[START OF RECORDS TO USE]

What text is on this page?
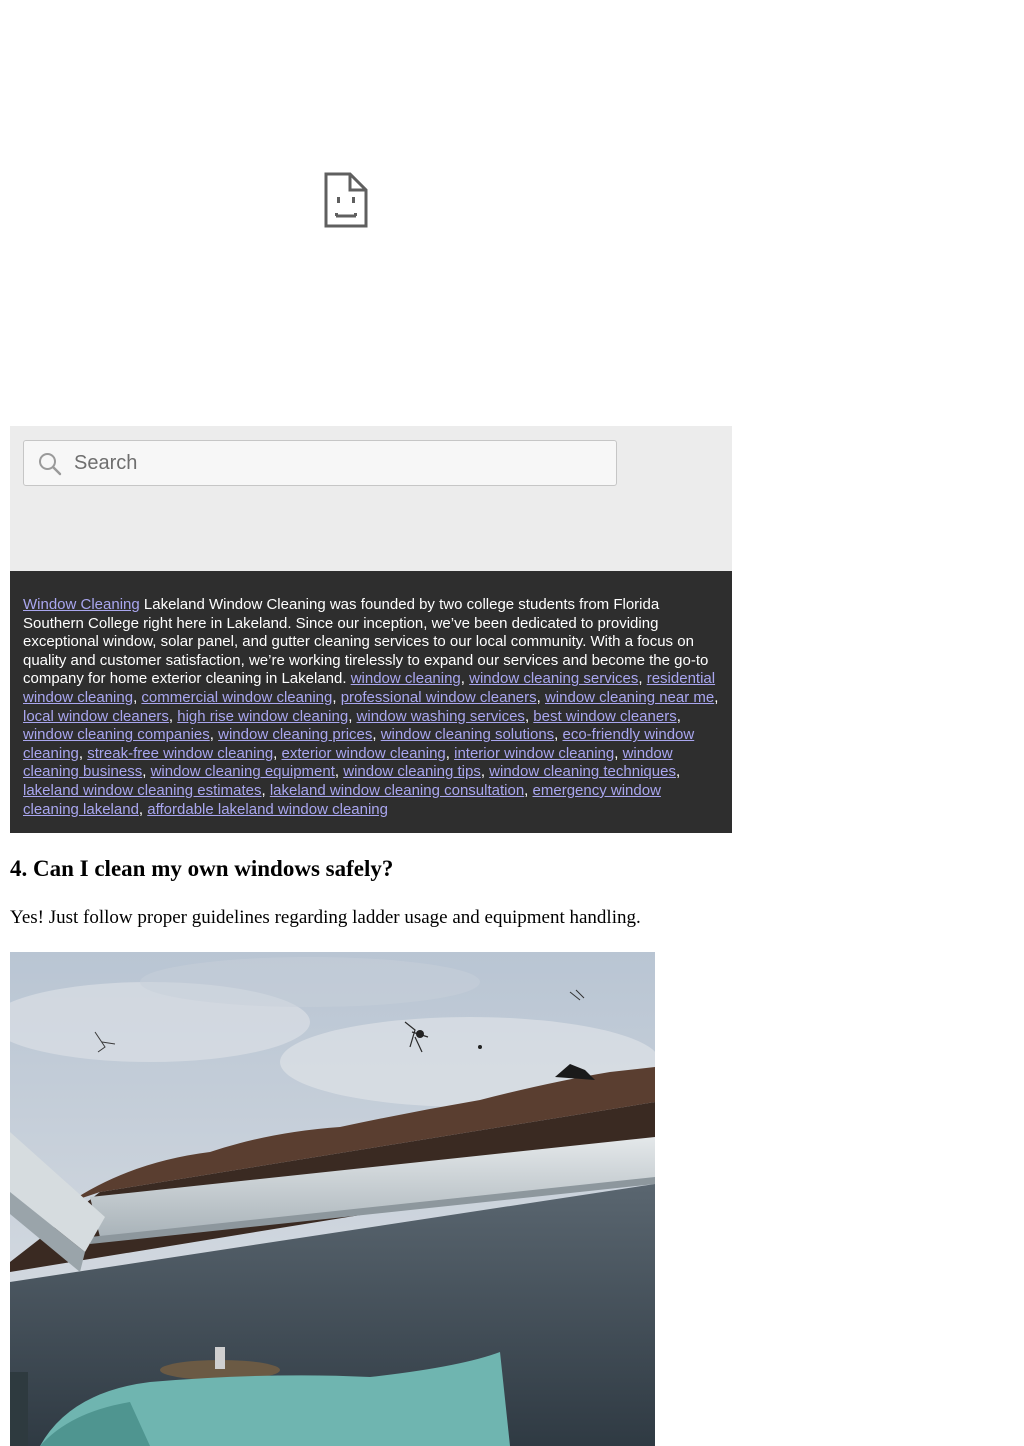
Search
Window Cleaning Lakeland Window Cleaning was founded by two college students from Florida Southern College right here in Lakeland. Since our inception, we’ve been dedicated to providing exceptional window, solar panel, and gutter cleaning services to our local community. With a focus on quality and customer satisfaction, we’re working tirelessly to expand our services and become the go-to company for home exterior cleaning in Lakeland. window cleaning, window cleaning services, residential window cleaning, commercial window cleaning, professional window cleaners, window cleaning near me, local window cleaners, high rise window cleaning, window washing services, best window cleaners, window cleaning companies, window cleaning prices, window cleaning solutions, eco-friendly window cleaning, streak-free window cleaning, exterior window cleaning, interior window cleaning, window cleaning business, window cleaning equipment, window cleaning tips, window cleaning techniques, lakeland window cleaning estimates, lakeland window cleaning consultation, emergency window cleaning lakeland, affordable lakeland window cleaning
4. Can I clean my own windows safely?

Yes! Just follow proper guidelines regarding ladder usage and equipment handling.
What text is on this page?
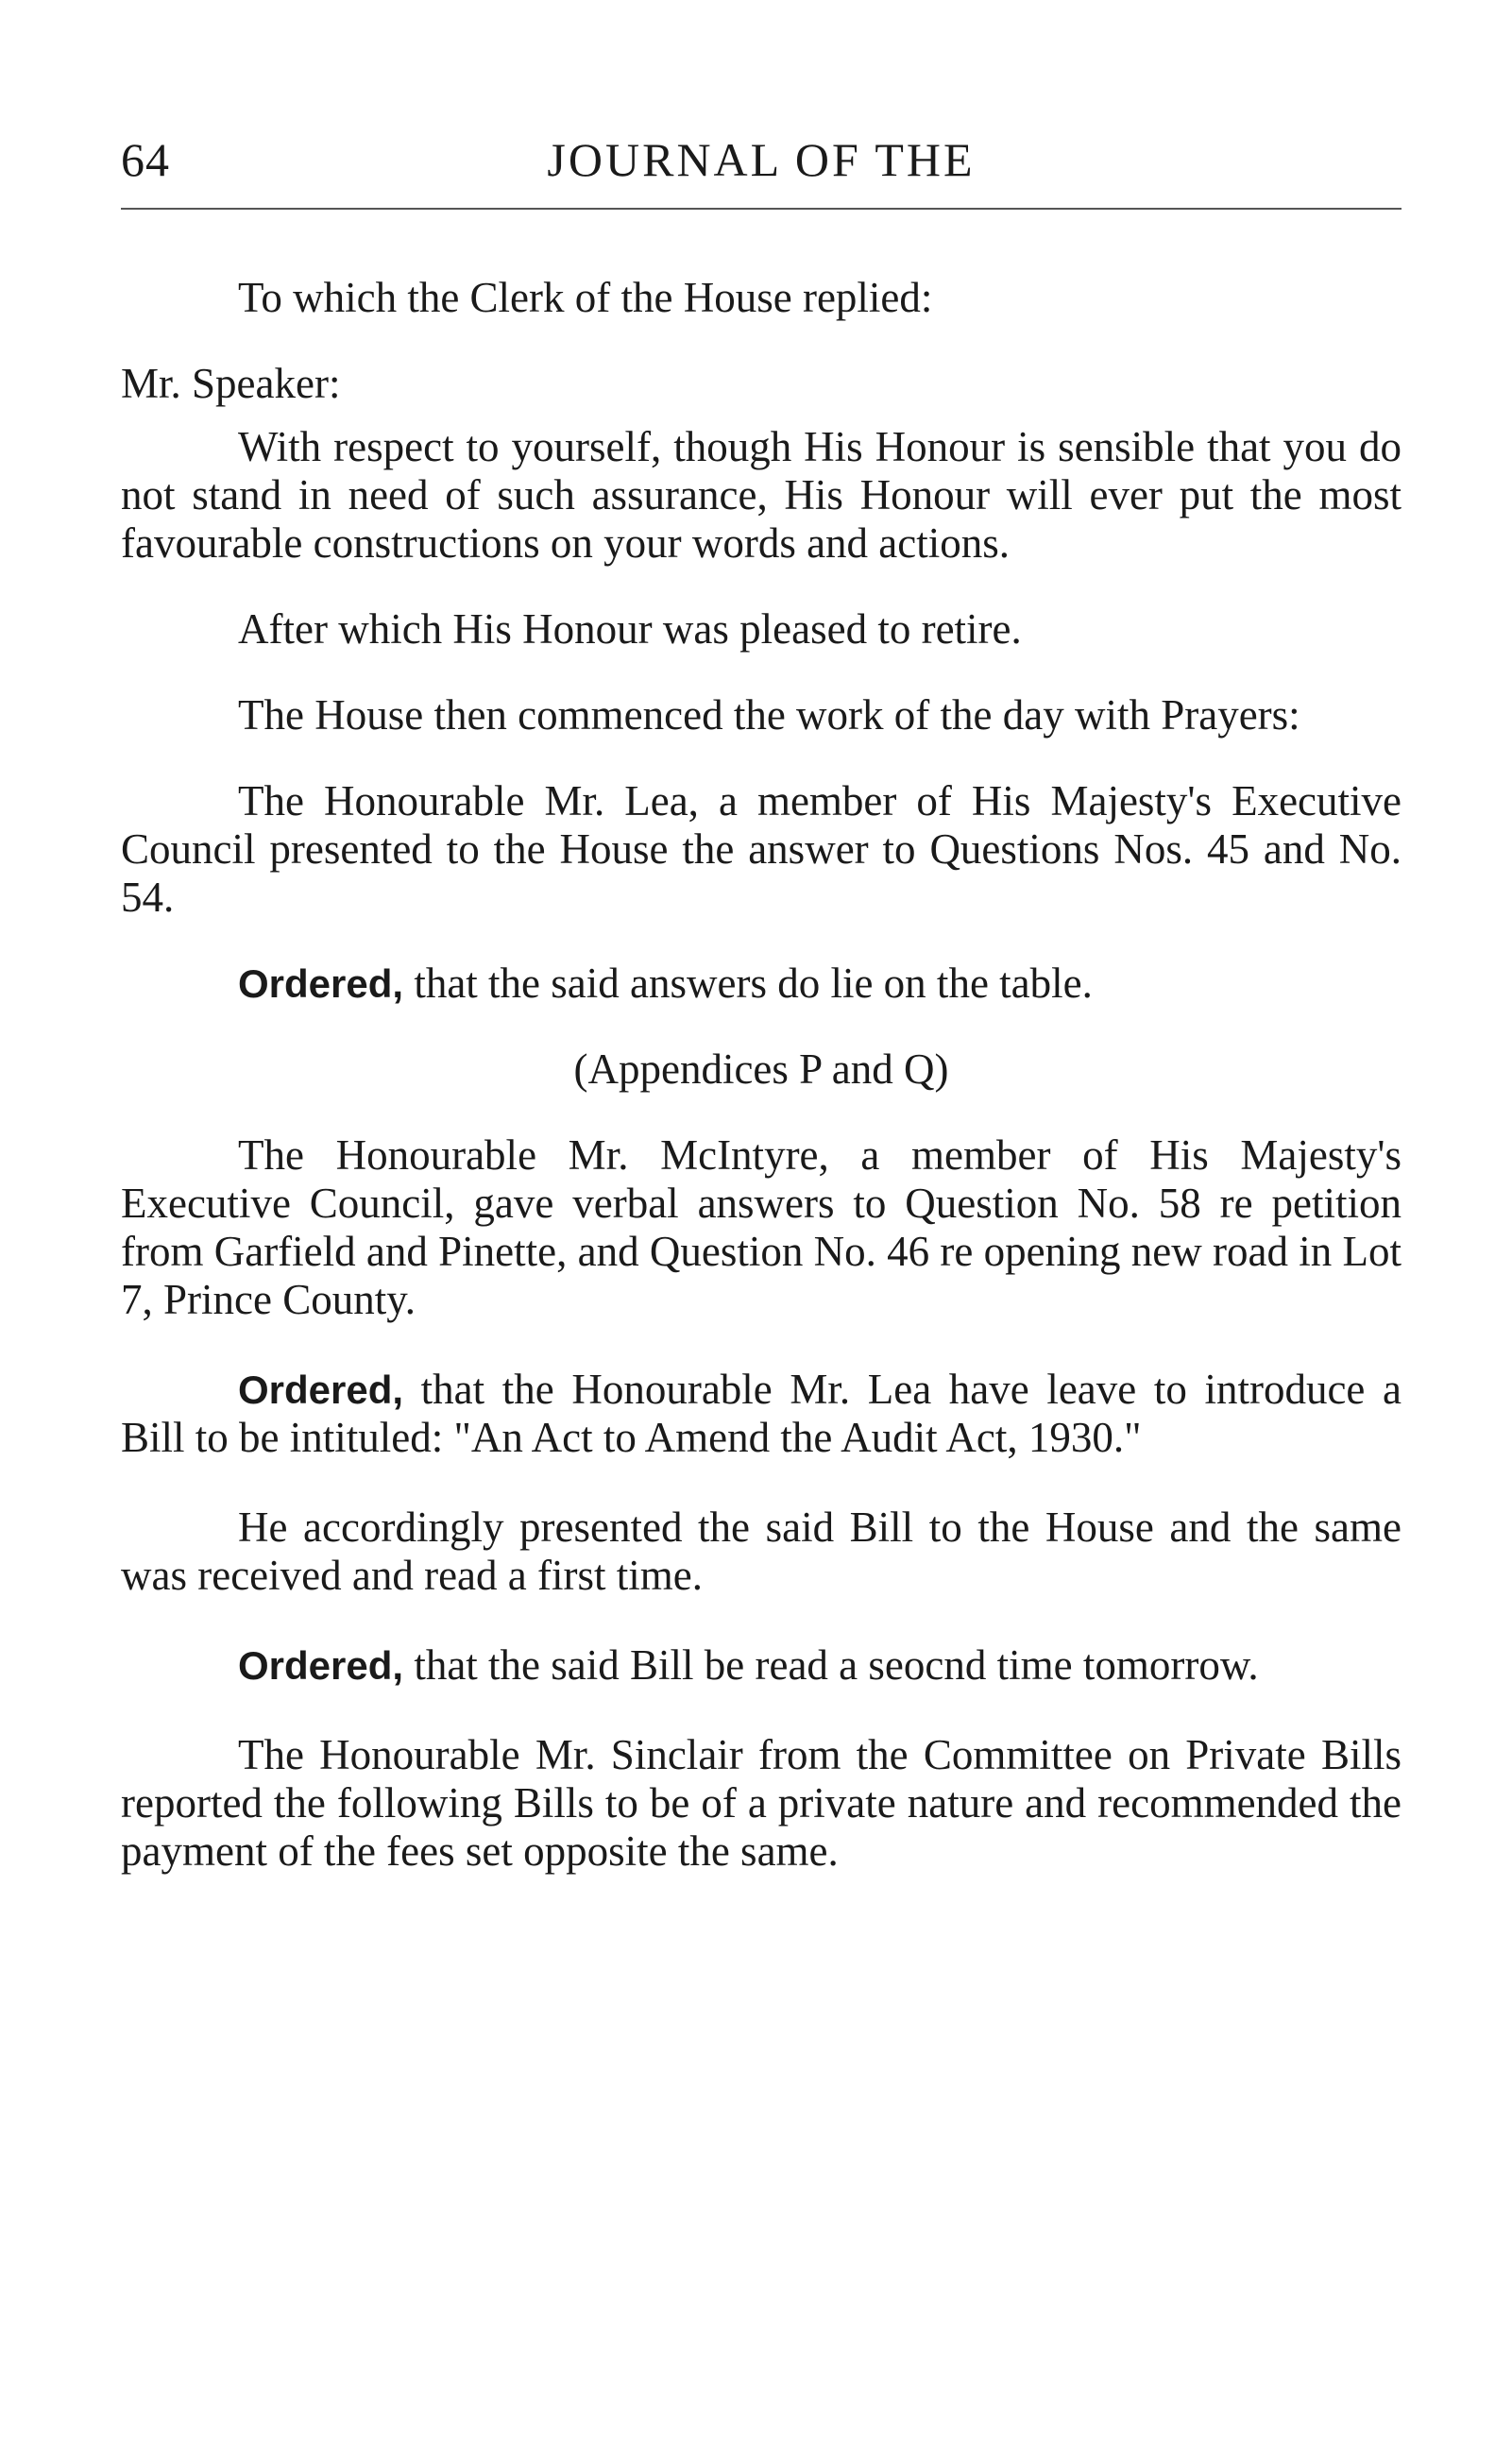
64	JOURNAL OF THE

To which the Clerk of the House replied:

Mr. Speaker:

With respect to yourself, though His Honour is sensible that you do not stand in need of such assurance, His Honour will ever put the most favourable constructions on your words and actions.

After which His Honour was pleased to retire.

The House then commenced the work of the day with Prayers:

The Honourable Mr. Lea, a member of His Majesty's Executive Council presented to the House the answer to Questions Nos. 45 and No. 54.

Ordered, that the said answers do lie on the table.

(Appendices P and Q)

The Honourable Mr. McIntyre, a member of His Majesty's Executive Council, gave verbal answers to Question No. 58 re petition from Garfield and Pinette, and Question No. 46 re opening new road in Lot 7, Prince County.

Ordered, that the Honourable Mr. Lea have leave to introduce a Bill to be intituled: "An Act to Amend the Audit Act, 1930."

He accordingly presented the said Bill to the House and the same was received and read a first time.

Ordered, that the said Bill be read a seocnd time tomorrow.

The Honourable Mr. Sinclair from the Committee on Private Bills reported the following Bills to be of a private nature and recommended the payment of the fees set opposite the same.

[END OF RECORDS TO USE]
[START OF RECORDS TO USE]

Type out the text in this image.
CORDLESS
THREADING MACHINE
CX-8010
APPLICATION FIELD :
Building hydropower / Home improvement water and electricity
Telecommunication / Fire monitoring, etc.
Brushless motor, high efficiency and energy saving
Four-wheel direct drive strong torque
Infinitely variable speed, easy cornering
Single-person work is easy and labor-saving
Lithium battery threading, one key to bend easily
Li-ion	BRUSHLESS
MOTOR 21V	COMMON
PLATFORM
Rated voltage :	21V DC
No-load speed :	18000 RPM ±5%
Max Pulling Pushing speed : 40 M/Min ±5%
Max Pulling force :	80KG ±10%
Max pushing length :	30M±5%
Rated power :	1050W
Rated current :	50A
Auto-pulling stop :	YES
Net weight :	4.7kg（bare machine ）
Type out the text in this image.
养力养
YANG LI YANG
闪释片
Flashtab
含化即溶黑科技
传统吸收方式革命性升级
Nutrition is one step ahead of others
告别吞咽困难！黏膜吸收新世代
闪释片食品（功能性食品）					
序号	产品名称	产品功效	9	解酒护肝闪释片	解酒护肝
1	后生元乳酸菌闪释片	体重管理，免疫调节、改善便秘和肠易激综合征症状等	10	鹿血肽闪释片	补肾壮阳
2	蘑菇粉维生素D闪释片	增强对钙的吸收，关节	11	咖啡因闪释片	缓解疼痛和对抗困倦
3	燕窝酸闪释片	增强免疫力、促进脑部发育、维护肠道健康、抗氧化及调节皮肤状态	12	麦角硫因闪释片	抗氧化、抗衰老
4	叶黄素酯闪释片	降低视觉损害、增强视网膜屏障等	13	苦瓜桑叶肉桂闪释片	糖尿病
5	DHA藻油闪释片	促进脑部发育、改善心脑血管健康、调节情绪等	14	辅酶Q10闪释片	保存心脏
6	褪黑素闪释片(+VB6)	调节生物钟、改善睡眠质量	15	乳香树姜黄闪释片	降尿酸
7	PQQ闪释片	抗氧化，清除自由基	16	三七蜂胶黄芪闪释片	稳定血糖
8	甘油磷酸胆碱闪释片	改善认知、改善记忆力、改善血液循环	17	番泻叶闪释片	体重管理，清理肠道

[END OF RECORDS TO USE]
[START OF RECORDS TO USE]

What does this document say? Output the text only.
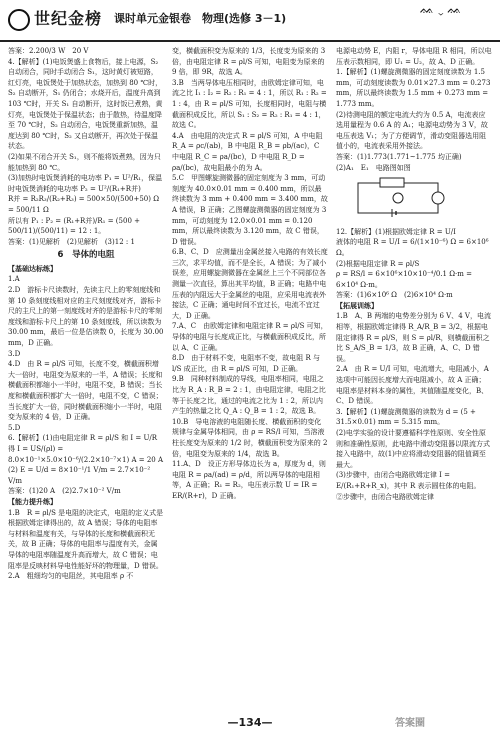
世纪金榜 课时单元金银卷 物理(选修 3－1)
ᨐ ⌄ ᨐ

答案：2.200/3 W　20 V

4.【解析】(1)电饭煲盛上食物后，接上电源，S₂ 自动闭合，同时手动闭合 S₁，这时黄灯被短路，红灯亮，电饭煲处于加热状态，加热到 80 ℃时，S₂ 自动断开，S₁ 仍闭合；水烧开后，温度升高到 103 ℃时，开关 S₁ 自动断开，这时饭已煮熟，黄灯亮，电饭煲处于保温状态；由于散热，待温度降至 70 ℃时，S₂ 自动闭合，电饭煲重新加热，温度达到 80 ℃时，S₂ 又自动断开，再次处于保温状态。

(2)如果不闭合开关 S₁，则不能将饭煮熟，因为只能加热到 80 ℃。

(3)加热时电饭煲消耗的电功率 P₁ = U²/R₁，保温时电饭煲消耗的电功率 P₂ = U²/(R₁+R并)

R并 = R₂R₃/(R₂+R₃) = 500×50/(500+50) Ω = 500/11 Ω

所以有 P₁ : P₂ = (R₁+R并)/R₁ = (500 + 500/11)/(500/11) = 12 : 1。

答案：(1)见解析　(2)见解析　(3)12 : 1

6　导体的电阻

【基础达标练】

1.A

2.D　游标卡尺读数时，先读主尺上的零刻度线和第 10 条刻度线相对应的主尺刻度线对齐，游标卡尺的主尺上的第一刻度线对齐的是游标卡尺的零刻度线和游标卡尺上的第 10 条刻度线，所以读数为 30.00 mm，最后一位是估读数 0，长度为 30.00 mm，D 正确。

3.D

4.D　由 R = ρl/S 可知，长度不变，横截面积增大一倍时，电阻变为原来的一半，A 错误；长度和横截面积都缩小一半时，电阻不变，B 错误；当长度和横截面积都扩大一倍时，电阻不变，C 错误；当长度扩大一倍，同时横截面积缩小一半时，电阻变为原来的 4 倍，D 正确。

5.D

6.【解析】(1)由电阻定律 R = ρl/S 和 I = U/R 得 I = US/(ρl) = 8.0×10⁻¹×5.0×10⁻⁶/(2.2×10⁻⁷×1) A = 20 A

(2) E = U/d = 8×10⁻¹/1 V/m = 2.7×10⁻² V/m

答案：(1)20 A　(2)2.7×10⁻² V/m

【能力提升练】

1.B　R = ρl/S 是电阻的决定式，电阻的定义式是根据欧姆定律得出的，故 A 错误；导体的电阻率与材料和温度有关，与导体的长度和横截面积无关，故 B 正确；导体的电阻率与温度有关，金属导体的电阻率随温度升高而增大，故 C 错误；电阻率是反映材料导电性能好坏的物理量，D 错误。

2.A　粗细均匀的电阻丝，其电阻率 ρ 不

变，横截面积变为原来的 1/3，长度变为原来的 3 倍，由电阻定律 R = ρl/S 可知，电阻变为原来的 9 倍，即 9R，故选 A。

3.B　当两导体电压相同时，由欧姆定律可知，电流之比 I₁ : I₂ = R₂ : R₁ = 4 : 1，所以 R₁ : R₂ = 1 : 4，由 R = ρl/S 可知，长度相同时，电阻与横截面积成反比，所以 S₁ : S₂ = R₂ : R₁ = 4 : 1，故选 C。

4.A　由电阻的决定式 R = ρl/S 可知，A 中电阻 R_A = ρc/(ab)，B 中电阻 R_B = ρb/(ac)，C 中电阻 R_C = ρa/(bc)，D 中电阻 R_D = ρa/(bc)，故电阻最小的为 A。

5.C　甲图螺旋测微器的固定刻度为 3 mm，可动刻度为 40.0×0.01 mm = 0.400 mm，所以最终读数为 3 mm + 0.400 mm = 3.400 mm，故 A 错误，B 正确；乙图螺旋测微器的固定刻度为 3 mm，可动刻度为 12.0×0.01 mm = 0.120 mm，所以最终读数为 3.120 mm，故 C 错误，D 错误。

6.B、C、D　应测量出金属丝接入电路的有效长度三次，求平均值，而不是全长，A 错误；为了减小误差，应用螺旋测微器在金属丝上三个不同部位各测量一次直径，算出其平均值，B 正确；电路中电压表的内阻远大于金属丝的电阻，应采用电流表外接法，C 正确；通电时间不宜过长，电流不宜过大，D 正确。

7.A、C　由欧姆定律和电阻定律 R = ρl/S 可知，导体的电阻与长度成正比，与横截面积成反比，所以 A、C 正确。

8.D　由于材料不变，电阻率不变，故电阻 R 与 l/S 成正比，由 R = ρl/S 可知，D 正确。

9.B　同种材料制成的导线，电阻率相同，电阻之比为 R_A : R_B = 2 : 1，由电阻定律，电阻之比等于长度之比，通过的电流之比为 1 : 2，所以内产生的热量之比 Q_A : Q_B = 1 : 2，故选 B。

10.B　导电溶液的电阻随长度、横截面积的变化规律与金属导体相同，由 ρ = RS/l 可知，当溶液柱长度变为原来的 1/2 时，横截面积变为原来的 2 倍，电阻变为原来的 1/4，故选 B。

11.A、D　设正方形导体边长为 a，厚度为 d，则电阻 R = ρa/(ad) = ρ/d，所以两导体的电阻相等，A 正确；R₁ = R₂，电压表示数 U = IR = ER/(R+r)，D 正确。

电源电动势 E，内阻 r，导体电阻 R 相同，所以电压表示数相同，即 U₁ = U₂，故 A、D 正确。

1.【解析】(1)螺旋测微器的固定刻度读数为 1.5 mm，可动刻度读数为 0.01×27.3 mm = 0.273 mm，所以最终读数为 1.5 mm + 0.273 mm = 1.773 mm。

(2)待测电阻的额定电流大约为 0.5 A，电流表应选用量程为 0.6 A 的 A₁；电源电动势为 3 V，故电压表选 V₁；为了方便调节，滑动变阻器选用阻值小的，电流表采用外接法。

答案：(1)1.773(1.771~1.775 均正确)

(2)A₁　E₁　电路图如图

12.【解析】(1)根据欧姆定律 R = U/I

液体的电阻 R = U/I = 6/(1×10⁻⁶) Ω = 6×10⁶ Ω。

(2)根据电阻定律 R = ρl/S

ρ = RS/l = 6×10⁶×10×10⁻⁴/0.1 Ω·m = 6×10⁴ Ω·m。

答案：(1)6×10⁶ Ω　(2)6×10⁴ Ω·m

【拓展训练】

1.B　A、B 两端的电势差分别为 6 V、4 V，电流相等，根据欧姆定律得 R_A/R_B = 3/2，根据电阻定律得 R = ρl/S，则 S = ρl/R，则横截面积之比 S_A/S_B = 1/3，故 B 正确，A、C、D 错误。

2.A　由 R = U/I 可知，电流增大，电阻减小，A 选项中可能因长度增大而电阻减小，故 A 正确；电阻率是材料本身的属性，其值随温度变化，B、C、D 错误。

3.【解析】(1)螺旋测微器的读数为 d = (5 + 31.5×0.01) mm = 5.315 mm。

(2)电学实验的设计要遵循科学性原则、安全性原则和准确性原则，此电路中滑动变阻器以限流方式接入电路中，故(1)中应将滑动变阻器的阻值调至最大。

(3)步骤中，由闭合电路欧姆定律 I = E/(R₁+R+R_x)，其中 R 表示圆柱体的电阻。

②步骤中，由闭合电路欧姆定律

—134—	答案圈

[END OF RECORDS TO USE]

• [STATED TASK] Using the listing above, list every line in which the string "由电阻定律" occurs.

• [EXERCISE SOLUTION]
6.【解析】(1)由电阻定律 R = ρl/S 和 I = U/R 得 I = US/(ρl) = 8.0×10⁻¹×5.0×10⁻⁶/(2.2×10⁻⁷×1) A = 20 A
变，横截面积变为原来的 1/3，长度变为原来的 3 倍，由电阻定律 R = ρl/S 可知，电阻变为原来的 9 倍，即 9R，故选 A。
9.B　同种材料制成的导线，电阻率相同，电阻之比为 R_A : R_B = 2 : 1，由电阻定律，电阻之比等于长度之比，通过的电流之比为 1 : 2，所以内产生的热量之比 Q_A : Q_B = 1 : 2，故选 B。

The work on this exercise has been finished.